Dataset rows about figures »
◇ ◇ ◇ ◇ ◇

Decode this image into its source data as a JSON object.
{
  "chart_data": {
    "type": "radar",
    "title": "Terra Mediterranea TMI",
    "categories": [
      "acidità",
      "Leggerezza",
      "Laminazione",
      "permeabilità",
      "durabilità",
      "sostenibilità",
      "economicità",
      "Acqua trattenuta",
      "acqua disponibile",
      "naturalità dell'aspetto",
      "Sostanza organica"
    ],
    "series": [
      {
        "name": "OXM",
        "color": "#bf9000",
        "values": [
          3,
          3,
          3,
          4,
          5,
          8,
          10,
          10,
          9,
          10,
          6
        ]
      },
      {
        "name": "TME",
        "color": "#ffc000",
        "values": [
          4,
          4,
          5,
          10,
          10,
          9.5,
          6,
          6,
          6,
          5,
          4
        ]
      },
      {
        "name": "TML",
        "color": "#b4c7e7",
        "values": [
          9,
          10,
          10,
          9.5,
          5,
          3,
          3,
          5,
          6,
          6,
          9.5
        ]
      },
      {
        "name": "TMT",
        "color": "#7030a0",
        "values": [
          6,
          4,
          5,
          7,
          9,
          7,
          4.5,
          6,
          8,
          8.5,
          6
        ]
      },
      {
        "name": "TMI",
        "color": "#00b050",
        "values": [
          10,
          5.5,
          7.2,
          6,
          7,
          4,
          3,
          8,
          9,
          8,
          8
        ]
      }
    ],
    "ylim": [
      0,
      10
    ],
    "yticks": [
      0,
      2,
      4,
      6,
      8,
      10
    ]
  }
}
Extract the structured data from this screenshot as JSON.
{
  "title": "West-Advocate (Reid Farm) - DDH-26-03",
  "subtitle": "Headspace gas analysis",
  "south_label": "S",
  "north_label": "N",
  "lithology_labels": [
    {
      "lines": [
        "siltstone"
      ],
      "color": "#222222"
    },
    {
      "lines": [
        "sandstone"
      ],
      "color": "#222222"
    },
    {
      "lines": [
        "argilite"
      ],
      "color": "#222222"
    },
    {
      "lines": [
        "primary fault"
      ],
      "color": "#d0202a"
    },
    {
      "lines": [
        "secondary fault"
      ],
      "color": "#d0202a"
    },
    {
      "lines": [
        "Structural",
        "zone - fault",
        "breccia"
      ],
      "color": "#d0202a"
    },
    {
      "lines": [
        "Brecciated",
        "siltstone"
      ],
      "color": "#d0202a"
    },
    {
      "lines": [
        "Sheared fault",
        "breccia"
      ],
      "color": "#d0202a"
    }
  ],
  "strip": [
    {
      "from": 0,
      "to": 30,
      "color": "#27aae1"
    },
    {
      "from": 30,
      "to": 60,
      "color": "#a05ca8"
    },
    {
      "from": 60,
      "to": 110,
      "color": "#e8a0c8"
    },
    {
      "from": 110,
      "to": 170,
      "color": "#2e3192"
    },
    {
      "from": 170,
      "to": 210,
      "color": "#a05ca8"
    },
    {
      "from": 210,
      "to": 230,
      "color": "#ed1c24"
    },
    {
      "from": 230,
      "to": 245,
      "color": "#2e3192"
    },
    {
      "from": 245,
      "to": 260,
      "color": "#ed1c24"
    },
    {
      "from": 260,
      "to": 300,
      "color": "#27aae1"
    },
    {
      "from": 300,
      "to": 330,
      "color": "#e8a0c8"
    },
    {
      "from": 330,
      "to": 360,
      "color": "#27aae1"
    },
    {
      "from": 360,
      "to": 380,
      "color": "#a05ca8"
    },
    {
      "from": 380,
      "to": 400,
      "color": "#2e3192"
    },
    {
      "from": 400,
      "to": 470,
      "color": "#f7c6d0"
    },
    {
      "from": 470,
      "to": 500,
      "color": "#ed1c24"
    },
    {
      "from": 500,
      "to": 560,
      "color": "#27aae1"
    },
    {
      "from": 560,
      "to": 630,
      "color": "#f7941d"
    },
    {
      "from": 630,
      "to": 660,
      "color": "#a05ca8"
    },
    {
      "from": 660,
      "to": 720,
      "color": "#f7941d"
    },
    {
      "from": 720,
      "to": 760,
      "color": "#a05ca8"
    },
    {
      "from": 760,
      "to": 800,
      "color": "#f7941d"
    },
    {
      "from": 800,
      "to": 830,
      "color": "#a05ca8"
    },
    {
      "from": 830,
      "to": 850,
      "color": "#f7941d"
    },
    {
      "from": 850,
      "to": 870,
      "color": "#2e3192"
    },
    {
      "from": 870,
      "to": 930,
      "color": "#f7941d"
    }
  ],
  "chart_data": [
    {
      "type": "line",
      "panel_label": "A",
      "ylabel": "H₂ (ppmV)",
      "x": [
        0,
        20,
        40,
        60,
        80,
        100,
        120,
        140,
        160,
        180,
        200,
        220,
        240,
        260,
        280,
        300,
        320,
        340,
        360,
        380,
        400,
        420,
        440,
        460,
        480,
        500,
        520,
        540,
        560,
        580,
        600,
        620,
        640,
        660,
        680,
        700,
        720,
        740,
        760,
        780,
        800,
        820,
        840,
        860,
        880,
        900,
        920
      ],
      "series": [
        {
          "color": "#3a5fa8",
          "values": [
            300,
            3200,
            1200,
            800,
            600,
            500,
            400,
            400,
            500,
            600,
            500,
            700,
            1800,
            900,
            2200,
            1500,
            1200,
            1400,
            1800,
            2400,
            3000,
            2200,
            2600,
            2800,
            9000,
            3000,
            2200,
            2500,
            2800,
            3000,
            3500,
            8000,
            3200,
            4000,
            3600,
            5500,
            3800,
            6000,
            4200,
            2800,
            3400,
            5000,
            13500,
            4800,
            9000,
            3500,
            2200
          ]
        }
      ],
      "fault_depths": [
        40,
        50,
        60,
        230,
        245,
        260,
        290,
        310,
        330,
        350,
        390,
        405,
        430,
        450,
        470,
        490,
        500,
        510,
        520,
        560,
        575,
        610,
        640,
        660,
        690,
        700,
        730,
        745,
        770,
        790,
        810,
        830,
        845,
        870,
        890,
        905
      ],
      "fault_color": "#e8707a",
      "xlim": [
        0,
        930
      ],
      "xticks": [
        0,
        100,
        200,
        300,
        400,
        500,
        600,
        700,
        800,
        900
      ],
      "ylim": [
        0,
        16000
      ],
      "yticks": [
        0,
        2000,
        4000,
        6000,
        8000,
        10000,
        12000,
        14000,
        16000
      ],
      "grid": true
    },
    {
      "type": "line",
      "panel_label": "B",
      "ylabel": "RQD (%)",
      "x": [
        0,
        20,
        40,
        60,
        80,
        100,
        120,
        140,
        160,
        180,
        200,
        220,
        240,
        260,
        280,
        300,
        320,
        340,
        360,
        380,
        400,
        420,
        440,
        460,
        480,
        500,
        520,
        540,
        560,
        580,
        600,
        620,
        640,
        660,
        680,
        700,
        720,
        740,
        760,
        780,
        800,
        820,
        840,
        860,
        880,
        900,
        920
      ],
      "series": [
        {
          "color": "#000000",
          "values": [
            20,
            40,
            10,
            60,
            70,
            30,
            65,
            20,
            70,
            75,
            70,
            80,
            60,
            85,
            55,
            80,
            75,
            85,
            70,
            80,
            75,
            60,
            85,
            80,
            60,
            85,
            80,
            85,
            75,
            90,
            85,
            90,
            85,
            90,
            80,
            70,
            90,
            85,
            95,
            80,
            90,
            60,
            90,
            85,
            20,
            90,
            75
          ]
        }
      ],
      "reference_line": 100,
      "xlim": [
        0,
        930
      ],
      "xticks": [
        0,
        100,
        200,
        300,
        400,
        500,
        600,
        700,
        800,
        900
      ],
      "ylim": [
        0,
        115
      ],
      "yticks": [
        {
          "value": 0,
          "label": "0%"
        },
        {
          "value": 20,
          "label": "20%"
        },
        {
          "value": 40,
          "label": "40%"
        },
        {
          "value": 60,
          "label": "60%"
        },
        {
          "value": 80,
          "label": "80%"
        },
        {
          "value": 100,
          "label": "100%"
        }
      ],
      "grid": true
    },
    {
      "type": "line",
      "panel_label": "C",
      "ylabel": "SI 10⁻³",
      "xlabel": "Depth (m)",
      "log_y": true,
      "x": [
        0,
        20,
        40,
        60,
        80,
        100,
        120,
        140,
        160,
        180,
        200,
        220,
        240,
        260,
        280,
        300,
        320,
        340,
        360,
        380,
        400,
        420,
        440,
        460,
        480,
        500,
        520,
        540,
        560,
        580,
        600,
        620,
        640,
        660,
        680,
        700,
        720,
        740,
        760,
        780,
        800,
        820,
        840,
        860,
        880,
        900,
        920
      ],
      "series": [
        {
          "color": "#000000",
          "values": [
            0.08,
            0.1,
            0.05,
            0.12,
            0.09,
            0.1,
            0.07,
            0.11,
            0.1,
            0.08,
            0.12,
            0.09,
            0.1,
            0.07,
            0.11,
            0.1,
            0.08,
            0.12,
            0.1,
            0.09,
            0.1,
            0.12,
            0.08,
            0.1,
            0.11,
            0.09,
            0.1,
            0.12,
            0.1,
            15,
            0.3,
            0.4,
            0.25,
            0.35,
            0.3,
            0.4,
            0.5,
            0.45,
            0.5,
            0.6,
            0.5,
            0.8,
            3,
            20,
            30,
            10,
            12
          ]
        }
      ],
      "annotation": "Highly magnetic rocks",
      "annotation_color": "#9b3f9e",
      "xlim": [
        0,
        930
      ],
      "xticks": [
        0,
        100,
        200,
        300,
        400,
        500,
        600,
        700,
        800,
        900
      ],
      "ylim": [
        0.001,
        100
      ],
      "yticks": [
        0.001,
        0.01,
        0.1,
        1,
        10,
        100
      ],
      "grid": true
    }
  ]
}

◇ ◇ ◇ ◇ ◇

Request »
Extract every line containing the string "ylabel" from the material.

Written response »
      "ylabel": "H₂ (ppmV)",
      "ylabel": "RQD (%)",
      "ylabel": "SI 10⁻³",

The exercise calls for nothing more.